TASK PROMPT: Find the lines below that include the word "ylabel" and state how many there are, adding nothing.

(Items listed in a dataset)
[Start of section]

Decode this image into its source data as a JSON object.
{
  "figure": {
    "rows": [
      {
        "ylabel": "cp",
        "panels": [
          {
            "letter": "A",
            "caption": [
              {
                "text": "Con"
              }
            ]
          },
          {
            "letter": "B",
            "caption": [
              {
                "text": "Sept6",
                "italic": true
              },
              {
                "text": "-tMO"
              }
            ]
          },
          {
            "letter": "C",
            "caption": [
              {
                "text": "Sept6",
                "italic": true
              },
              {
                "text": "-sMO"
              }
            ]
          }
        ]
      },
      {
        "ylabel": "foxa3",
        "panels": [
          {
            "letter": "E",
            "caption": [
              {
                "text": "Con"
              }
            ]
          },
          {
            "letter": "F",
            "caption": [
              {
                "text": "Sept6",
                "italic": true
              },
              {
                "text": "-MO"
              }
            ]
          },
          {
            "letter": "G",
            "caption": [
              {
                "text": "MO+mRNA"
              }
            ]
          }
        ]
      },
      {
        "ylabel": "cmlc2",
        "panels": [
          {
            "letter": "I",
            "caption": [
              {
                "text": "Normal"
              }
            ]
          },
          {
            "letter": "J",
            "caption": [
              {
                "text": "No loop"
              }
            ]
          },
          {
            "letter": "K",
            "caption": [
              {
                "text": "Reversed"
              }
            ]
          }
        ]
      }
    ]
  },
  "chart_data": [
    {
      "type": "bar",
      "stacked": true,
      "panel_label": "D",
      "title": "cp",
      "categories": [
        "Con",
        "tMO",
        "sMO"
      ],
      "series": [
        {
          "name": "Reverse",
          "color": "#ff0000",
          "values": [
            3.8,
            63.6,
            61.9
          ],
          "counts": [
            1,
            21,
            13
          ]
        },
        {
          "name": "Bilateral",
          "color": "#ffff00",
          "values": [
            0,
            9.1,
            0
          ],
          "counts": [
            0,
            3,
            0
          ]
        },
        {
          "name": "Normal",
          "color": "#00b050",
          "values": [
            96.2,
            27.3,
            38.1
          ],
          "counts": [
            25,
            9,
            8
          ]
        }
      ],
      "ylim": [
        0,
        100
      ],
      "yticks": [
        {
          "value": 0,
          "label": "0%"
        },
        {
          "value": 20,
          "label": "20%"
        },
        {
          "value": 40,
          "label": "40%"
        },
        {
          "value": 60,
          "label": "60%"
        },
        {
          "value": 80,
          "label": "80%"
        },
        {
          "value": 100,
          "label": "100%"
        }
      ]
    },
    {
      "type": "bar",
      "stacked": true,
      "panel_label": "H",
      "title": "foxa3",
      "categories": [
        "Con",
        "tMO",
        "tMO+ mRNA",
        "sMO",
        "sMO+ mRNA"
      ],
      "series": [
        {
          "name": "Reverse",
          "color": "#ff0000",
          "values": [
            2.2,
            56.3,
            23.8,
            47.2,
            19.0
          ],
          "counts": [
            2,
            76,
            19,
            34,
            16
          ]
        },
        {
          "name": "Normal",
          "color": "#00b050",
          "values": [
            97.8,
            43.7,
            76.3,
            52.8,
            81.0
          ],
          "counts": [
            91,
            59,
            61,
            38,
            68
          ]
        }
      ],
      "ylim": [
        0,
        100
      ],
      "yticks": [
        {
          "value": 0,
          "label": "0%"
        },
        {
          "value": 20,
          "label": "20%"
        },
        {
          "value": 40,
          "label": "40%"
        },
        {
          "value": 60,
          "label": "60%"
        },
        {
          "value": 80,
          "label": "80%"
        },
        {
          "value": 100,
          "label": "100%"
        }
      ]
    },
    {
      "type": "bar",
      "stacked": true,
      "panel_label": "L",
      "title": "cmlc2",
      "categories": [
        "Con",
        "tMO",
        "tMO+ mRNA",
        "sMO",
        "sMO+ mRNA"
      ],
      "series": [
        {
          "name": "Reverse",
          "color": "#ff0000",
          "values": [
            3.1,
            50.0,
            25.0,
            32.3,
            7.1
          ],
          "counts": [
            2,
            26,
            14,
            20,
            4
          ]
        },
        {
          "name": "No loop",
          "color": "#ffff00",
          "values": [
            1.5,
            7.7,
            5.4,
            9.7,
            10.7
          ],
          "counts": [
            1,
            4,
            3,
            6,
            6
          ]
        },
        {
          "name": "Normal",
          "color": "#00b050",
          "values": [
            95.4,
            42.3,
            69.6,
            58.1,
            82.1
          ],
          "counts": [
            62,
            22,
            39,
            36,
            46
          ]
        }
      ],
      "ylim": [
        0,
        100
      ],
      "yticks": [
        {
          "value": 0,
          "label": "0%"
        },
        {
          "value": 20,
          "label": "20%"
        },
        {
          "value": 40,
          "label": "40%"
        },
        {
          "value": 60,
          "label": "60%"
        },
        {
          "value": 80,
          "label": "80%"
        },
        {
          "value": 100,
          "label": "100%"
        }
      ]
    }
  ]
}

[End of section]

ANSWER SECTION: 3